┌─ MATERIAL SHOWN
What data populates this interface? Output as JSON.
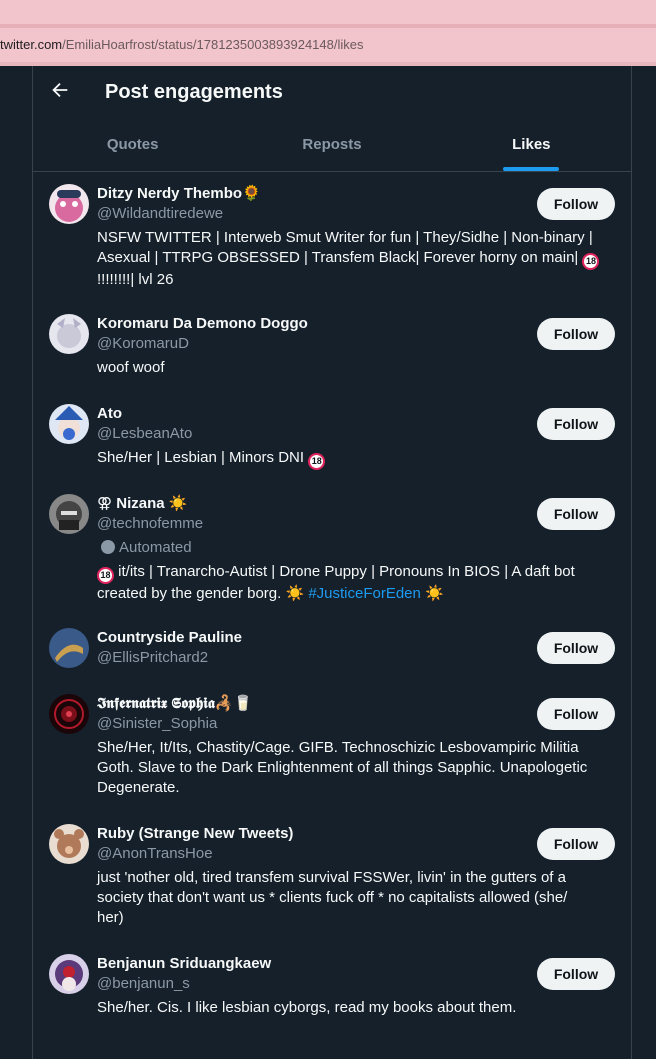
{
  "browser": {
    "url_host": "twitter.com",
    "url_path": "/EmiliaHoarfrost/status/1781235003893924148/likes"
  },
  "header": {
    "title": "Post engagements"
  },
  "tabs": [
    {
      "label": "Quotes",
      "active": false
    },
    {
      "label": "Reposts",
      "active": false
    },
    {
      "label": "Likes",
      "active": true
    }
  ],
  "follow_label": "Follow",
  "users": [
    {
      "name": "Ditzy Nerdy Thembo🌻",
      "handle": "@Wildandtiredewe",
      "bio_line1": "NSFW TWITTER | Interweb Smut Writer for fun | They/Sidhe | Non-binary |",
      "bio_line2": "Asexual | TTRPG OBSESSED | Transfem Black| Forever horny on main|",
      "bio_line2_badge": "18",
      "bio_line3": "!!!!!!!!| lvl 26",
      "avatar_color": "#d86aa0"
    },
    {
      "name": "Koromaru Da Demono Doggo",
      "handle": "@KoromaruD",
      "bio": "woof woof",
      "avatar_color": "#c9c9d8"
    },
    {
      "name": "Ato",
      "handle": "@LesbeanAto",
      "bio": "She/Her | Lesbian | Minors DNI",
      "bio_badge": "18",
      "avatar_color": "#2a5cb3"
    },
    {
      "name": "⚢ Nizana ☀️",
      "handle": "@technofemme",
      "automated_label": "Automated",
      "bio_badge": "18",
      "bio_line1": " it/its | Tranarcho-Autist | Drone Puppy | Pronouns In BIOS | A daft bot",
      "bio_line2": "created by the gender borg. ☀️",
      "hashtag": "#JusticeForEden",
      "bio_line2_end": " ☀️",
      "avatar_color": "#444444"
    },
    {
      "name": "Countryside Pauline",
      "handle": "@EllisPritchard2",
      "avatar_color": "#3a5a8a"
    },
    {
      "name": "𝕴𝖓𝖋𝖊𝖗𝖓𝖆𝖙𝖗𝖎𝖝 𝕾𝖔𝖕𝖍𝖎𝖆🦂🥛",
      "handle": "@Sinister_Sophia",
      "bio_line1": "She/Her, It/Its, Chastity/Cage. GIFB. Technoschizic Lesbovampiric Militia",
      "bio_line2": "Goth. Slave to the Dark Enlightenment of all things Sapphic. Unapologetic",
      "bio_line3": "Degenerate.",
      "avatar_color": "#7a0f1a"
    },
    {
      "name": "Ruby (Strange New Tweets)",
      "handle": "@AnonTransHoe",
      "bio_line1": "just 'nother old, tired transfem survival FSSWer, livin' in the gutters of a",
      "bio_line2": "society that don't want us * clients fuck off * no capitalists allowed (she/",
      "bio_line3": "her)",
      "avatar_color": "#b07a5a"
    },
    {
      "name": "Benjanun Sriduangkaew",
      "handle": "@benjanun_s",
      "bio": "She/her. Cis. I like lesbian cyborgs, read my books about them.",
      "avatar_color": "#5a3a7a"
    }
  ]
}
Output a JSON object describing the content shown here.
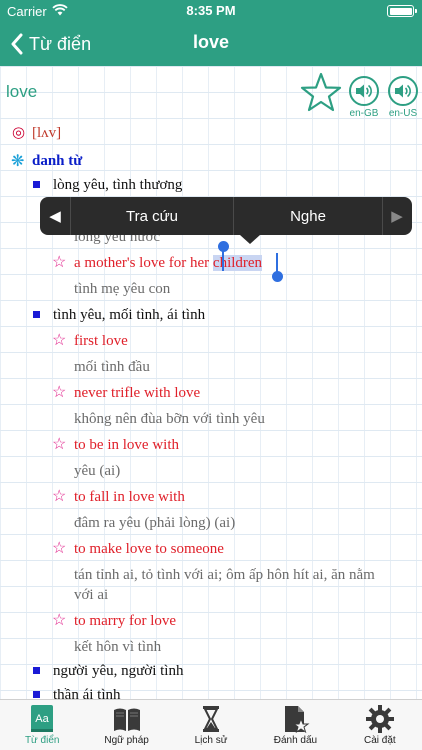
{
  "status_bar": {
    "carrier": "Carrier",
    "time": "8:35 PM"
  },
  "nav": {
    "back_label": "Từ điển",
    "title": "love"
  },
  "entry": {
    "headword": "love",
    "audio": [
      {
        "label": "en-GB"
      },
      {
        "label": "en-US"
      }
    ],
    "phonetic_icon": "◎",
    "phonetic": "[lʌv]",
    "pos_icon": "❋",
    "part_of_speech": "danh từ",
    "senses": [
      {
        "meaning": "lòng yêu, tình thương"
      },
      {
        "hidden_translation": "lòng yêu nước"
      },
      {
        "example_before": "a mother's love for her ",
        "example_selected": "children",
        "translation": "tình mẹ yêu con"
      },
      {
        "meaning": "tình yêu, mối tình, ái tình"
      },
      {
        "example": "first love",
        "translation": "mối tình đầu"
      },
      {
        "example": "never trifle with love",
        "translation": "không nên đùa bỡn với tình yêu"
      },
      {
        "example": "to be in love with",
        "translation": "yêu (ai)"
      },
      {
        "example": "to fall in love with",
        "translation": "đâm ra yêu (phải lòng) (ai)"
      },
      {
        "example": "to make love to someone",
        "translation_line1": "tán tỉnh ai, tỏ tình với ai; ôm ấp hôn hít ai, ăn nằm",
        "translation_line2": "với ai"
      },
      {
        "example": "to marry for love",
        "translation": "kết hôn vì tình"
      },
      {
        "meaning": "người yêu, người tình"
      },
      {
        "meaning": "thần ái tình"
      }
    ]
  },
  "context_menu": {
    "left_arrow": "◀",
    "right_arrow": "▶",
    "items": [
      "Tra cứu",
      "Nghe"
    ]
  },
  "tabs": [
    {
      "label": "Từ điển",
      "icon": "dictionary-icon",
      "active": true
    },
    {
      "label": "Ngữ pháp",
      "icon": "book-icon"
    },
    {
      "label": "Lịch sử",
      "icon": "hourglass-icon"
    },
    {
      "label": "Đánh dấu",
      "icon": "bookmark-document-icon"
    },
    {
      "label": "Cài đặt",
      "icon": "gear-icon"
    }
  ],
  "colors": {
    "accent": "#2d9f83",
    "example_red": "#e0202a",
    "star_pink": "#e0208a",
    "pos_blue": "#0a1ec8",
    "translation_gray": "#6b6b6b"
  }
}
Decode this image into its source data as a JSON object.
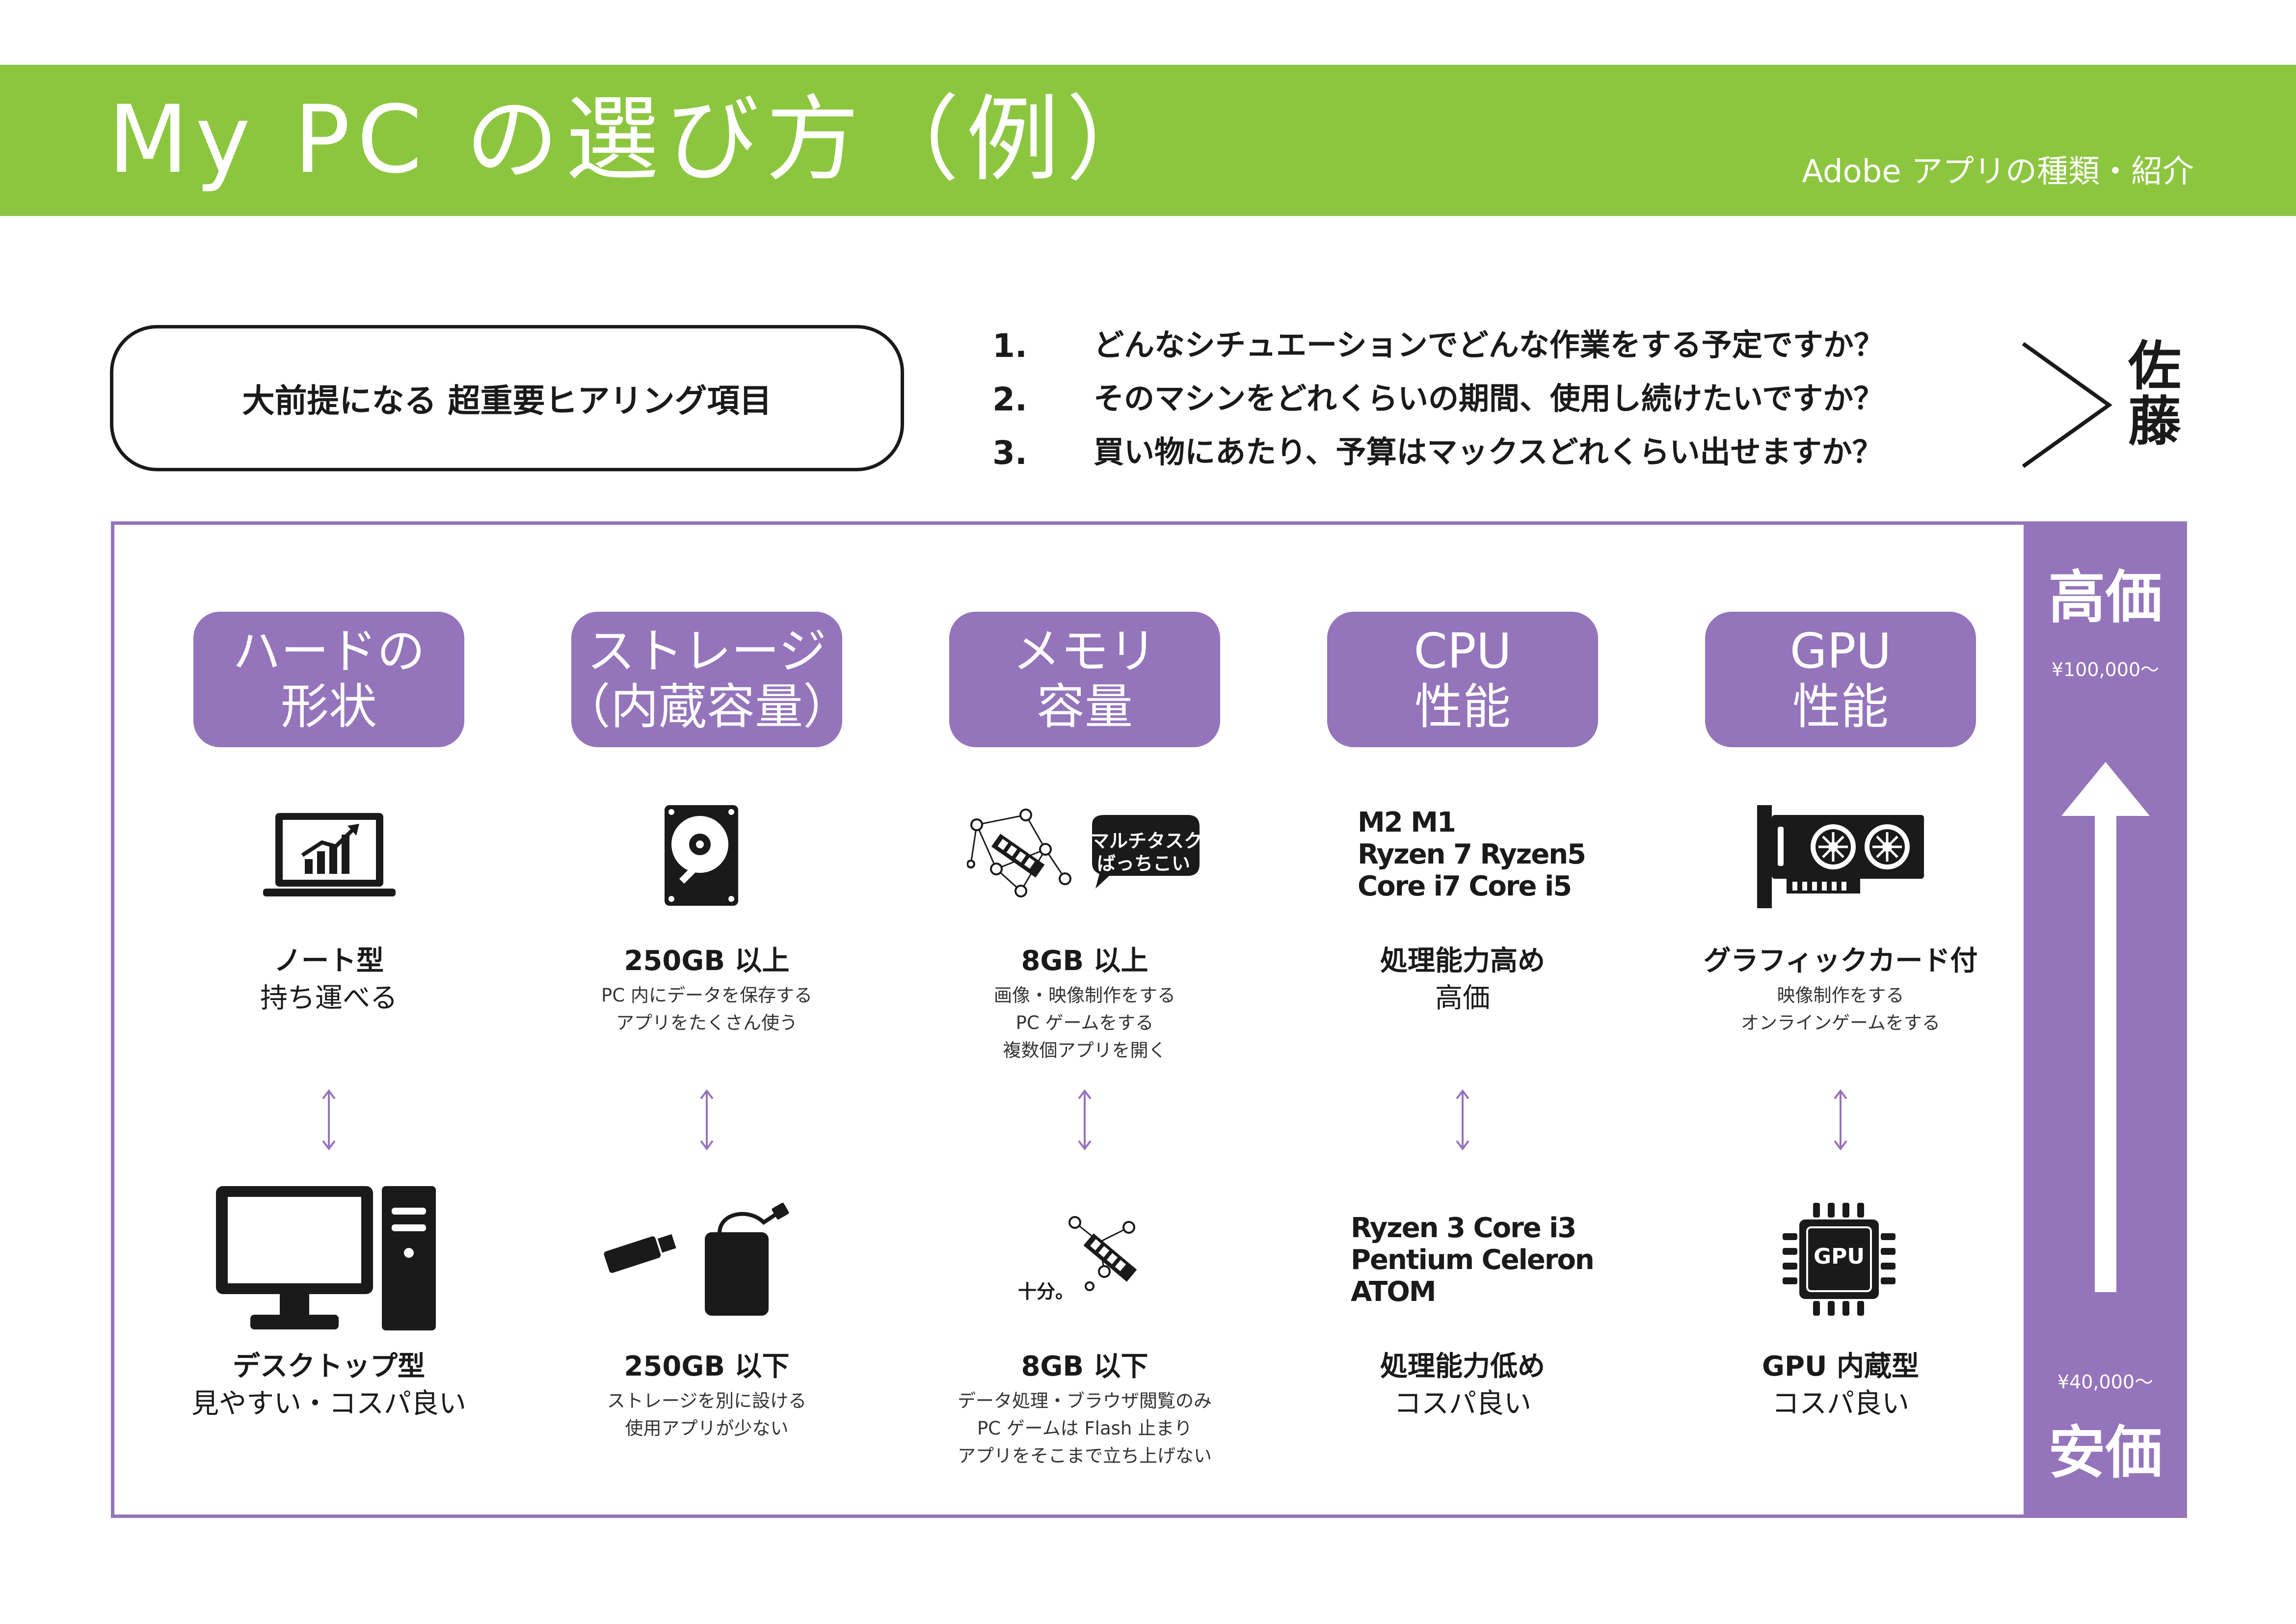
└─
*OBJECTIVE*
All of the entries need to be transcribed word for word; pictures are left out.

*TASK RESPONSE*
What data populates this interface? Output as JSON.
{
  "browser": {
    "url_host": "twitter.com",
    "url_path": "/EmiliaHoarfrost/status/1781235003893924148/likes"
  },
  "header": {
    "title": "Post engagements"
  },
  "tabs": [
    {
      "label": "Quotes",
      "active": false
    },
    {
      "label": "Reposts",
      "active": false
    },
    {
      "label": "Likes",
      "active": true
    }
  ],
  "follow_label": "Follow",
  "users": [
    {
      "name": "Ditzy Nerdy Thembo🌻",
      "handle": "@Wildandtiredewe",
      "bio_line1": "NSFW TWITTER | Interweb Smut Writer for fun | They/Sidhe | Non-binary |",
      "bio_line2": "Asexual | TTRPG OBSESSED | Transfem Black| Forever horny on main|",
      "bio_line2_badge": "18",
      "bio_line3": "!!!!!!!!| lvl 26",
      "avatar_color": "#d86aa0"
    },
    {
      "name": "Koromaru Da Demono Doggo",
      "handle": "@KoromaruD",
      "bio": "woof woof",
      "avatar_color": "#c9c9d8"
    },
    {
      "name": "Ato",
      "handle": "@LesbeanAto",
      "bio": "She/Her | Lesbian | Minors DNI",
      "bio_badge": "18",
      "avatar_color": "#2a5cb3"
    },
    {
      "name": "⚢ Nizana ☀️",
      "handle": "@technofemme",
      "automated_label": "Automated",
      "bio_badge": "18",
      "bio_line1": " it/its | Tranarcho-Autist | Drone Puppy | Pronouns In BIOS | A daft bot",
      "bio_line2": "created by the gender borg. ☀️",
      "hashtag": "#JusticeForEden",
      "bio_line2_end": " ☀️",
      "avatar_color": "#444444"
    },
    {
      "name": "Countryside Pauline",
      "handle": "@EllisPritchard2",
      "avatar_color": "#3a5a8a"
    },
    {
      "name": "𝕴𝖓𝖋𝖊𝖗𝖓𝖆𝖙𝖗𝖎𝖝 𝕾𝖔𝖕𝖍𝖎𝖆🦂🥛",
      "handle": "@Sinister_Sophia",
      "bio_line1": "She/Her, It/Its, Chastity/Cage. GIFB. Technoschizic Lesbovampiric Militia",
      "bio_line2": "Goth. Slave to the Dark Enlightenment of all things Sapphic. Unapologetic",
      "bio_line3": "Degenerate.",
      "avatar_color": "#7a0f1a"
    },
    {
      "name": "Ruby (Strange New Tweets)",
      "handle": "@AnonTransHoe",
      "bio_line1": "just 'nother old, tired transfem survival FSSWer, livin' in the gutters of a",
      "bio_line2": "society that don't want us * clients fuck off * no capitalists allowed (she/",
      "bio_line3": "her)",
      "avatar_color": "#b07a5a"
    },
    {
      "name": "Benjanun Sriduangkaew",
      "handle": "@benjanun_s",
      "bio": "She/her. Cis. I like lesbian cyborgs, read my books about them.",
      "avatar_color": "#5a3a7a"
    }
  ]
}
Output a JSON object describing the content shown here.
{
  "status_bar": {
    "carrier": "Carrier",
    "time": "8:35 PM"
  },
  "nav": {
    "back_label": "Từ điển",
    "title": "love"
  },
  "entry": {
    "headword": "love",
    "audio": [
      {
        "label": "en-GB"
      },
      {
        "label": "en-US"
      }
    ],
    "phonetic_icon": "◎",
    "phonetic": "[lʌv]",
    "pos_icon": "❋",
    "part_of_speech": "danh từ",
    "senses": [
      {
        "meaning": "lòng yêu, tình thương"
      },
      {
        "hidden_translation": "lòng yêu nước"
      },
      {
        "example_before": "a mother's love for her ",
        "example_selected": "children",
        "translation": "tình mẹ yêu con"
      },
      {
        "meaning": "tình yêu, mối tình, ái tình"
      },
      {
        "example": "first love",
        "translation": "mối tình đầu"
      },
      {
        "example": "never trifle with love",
        "translation": "không nên đùa bỡn với tình yêu"
      },
      {
        "example": "to be in love with",
        "translation": "yêu (ai)"
      },
      {
        "example": "to fall in love with",
        "translation": "đâm ra yêu (phải lòng) (ai)"
      },
      {
        "example": "to make love to someone",
        "translation_line1": "tán tỉnh ai, tỏ tình với ai; ôm ấp hôn hít ai, ăn nằm",
        "translation_line2": "với ai"
      },
      {
        "example": "to marry for love",
        "translation": "kết hôn vì tình"
      },
      {
        "meaning": "người yêu, người tình"
      },
      {
        "meaning": "thần ái tình"
      }
    ]
  },
  "context_menu": {
    "left_arrow": "◀",
    "right_arrow": "▶",
    "items": [
      "Tra cứu",
      "Nghe"
    ]
  },
  "tabs": [
    {
      "label": "Từ điển",
      "icon": "dictionary-icon",
      "active": true
    },
    {
      "label": "Ngữ pháp",
      "icon": "book-icon"
    },
    {
      "label": "Lịch sử",
      "icon": "hourglass-icon"
    },
    {
      "label": "Đánh dấu",
      "icon": "bookmark-document-icon"
    },
    {
      "label": "Cài đặt",
      "icon": "gear-icon"
    }
  ],
  "colors": {
    "accent": "#2d9f83",
    "example_red": "#e0202a",
    "star_pink": "#e0208a",
    "pos_blue": "#0a1ec8",
    "translation_gray": "#6b6b6b"
  }
}
Decode this image into its source data as a JSON object.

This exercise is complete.